[Transcription dataset entries]

___

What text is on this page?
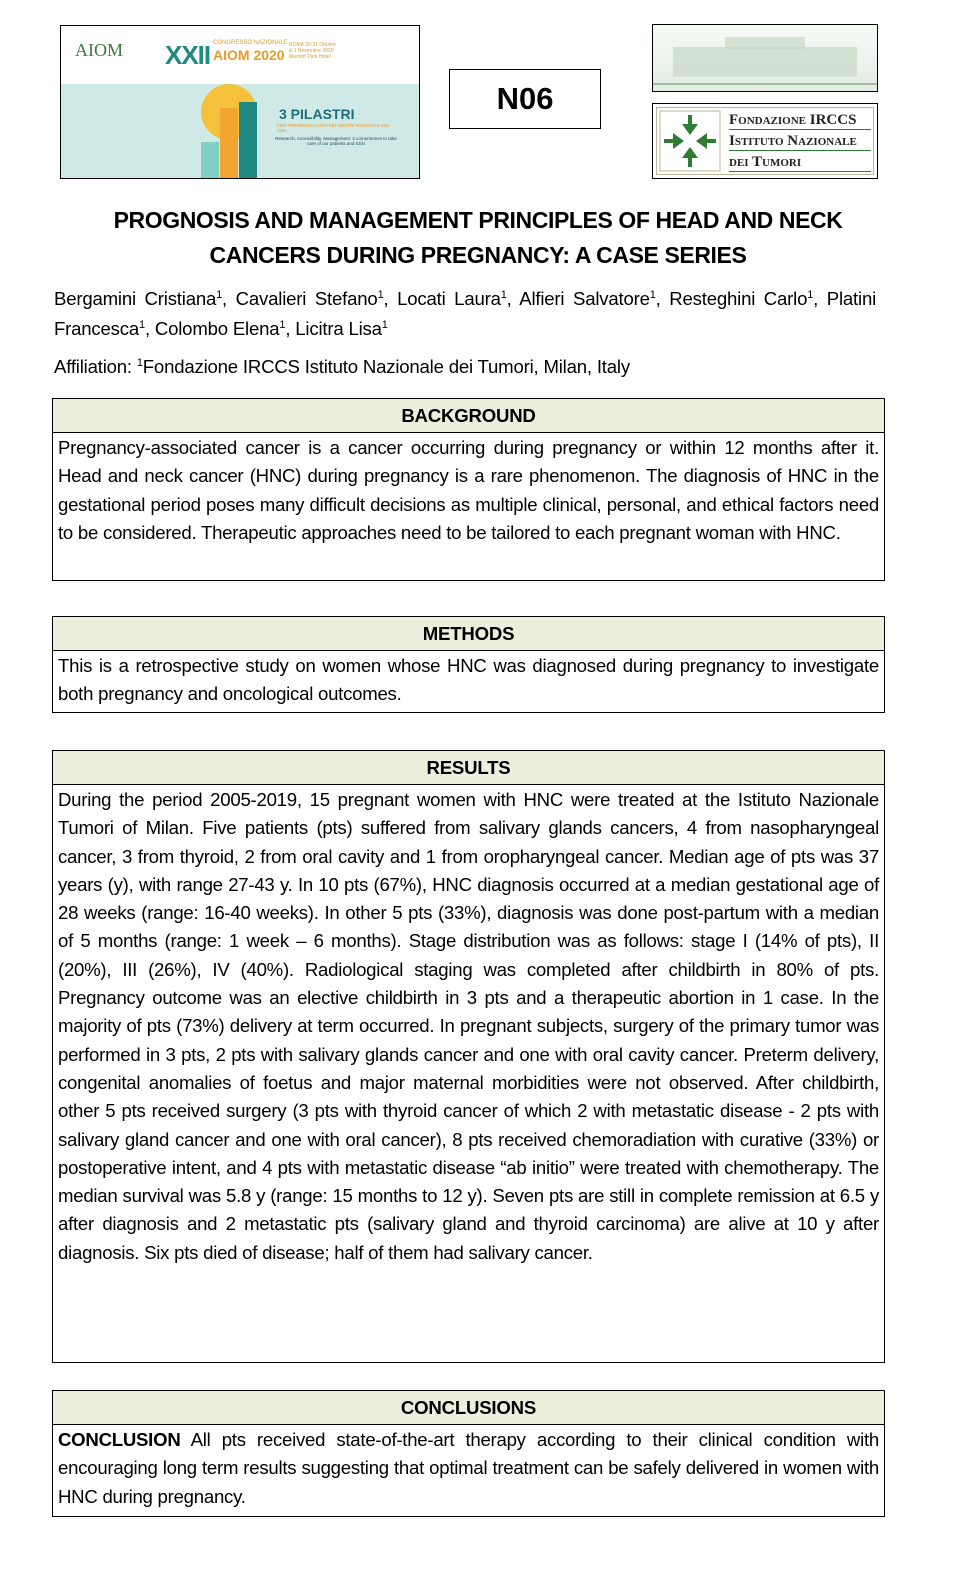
AIOM XXII CONGRESSO NAZIONALE
AIOM 2020
ROMA 30-31 Ottobre & 1 Novembre 2020 Marriott Park Hotel
3 PILASTRI
PER PRENDERSI CURA DEI NOSTRI PAZIENTI E DEL SSN
Research, Accessibility, Management: 3 cornerstones to take care of our patients and SSN
N06
Fondazione IRCCS
Istituto Nazionale
dei Tumori
PROGNOSIS AND MANAGEMENT PRINCIPLES OF HEAD AND NECK
CANCERS DURING PREGNANCY: A CASE SERIES
Bergamini Cristiana$^1$, Cavalieri Stefano$^1$, Locati Laura$^1$, Alfieri Salvatore$^1$, Resteghini Carlo$^1$, Platini Francesca$^1$, Colombo Elena$^1$, Licitra Lisa$^1$
Affiliation: $^1$Fondazione IRCCS Istituto Nazionale dei Tumori, Milan, Italy
BACKGROUND
Pregnancy-associated cancer is a cancer occurring during pregnancy or within 12 months after it. Head and neck cancer (HNC) during pregnancy is a rare phenomenon. The diagnosis of HNC in the gestational period poses many difficult decisions as multiple clinical, personal, and ethical factors need to be considered. Therapeutic approaches need to be tailored to each pregnant woman with HNC.
METHODS
This is a retrospective study on women whose HNC was diagnosed during pregnancy to investigate both pregnancy and oncological outcomes.
RESULTS
During the period 2005-2019, 15 pregnant women with HNC were treated at the Istituto Nazionale Tumori of Milan. Five patients (pts) suffered from salivary glands cancers, 4 from nasopharyngeal cancer, 3 from thyroid, 2 from oral cavity and 1 from oropharyngeal cancer. Median age of pts was 37 years (y), with range 27-43 y. In 10 pts (67%), HNC diagnosis occurred at a median gestational age of 28 weeks (range: 16-40 weeks). In other 5 pts (33%), diagnosis was done post-partum with a median of 5 months (range: 1 week – 6 months). Stage distribution was as follows: stage I (14% of pts), II (20%), III (26%), IV (40%). Radiological staging was completed after childbirth in 80% of pts. Pregnancy outcome was an elective childbirth in 3 pts and a therapeutic abortion in 1 case. In the majority of pts (73%) delivery at term occurred. In pregnant subjects, surgery of the primary tumor was performed in 3 pts, 2 pts with salivary glands cancer and one with oral cavity cancer. Preterm delivery, congenital anomalies of foetus and major maternal morbidities were not observed. After childbirth, other 5 pts received surgery (3 pts with thyroid cancer of which 2 with metastatic disease - 2 pts with salivary gland cancer and one with oral cancer), 8 pts received chemoradiation with curative (33%) or postoperative intent, and 4 pts with metastatic disease “ab initio” were treated with chemotherapy. The median survival was 5.8 y (range: 15 months to 12 y). Seven pts are still in complete remission at 6.5 y after diagnosis and 2 metastatic pts (salivary gland and thyroid carcinoma) are alive at 10 y after diagnosis. Six pts died of disease; half of them had salivary cancer.
CONCLUSIONS
CONCLUSION All pts received state-of-the-art therapy according to their clinical condition with encouraging long term results suggesting that optimal treatment can be safely delivered in women with HNC during pregnancy.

___

# Task description
In the entries above, which lines hold the word "IRCCS"? Copy them out.

# Output of the task
Fondazione IRCCS
Affiliation: $^1$Fondazione IRCCS Istituto Nazionale dei Tumori, Milan, Italy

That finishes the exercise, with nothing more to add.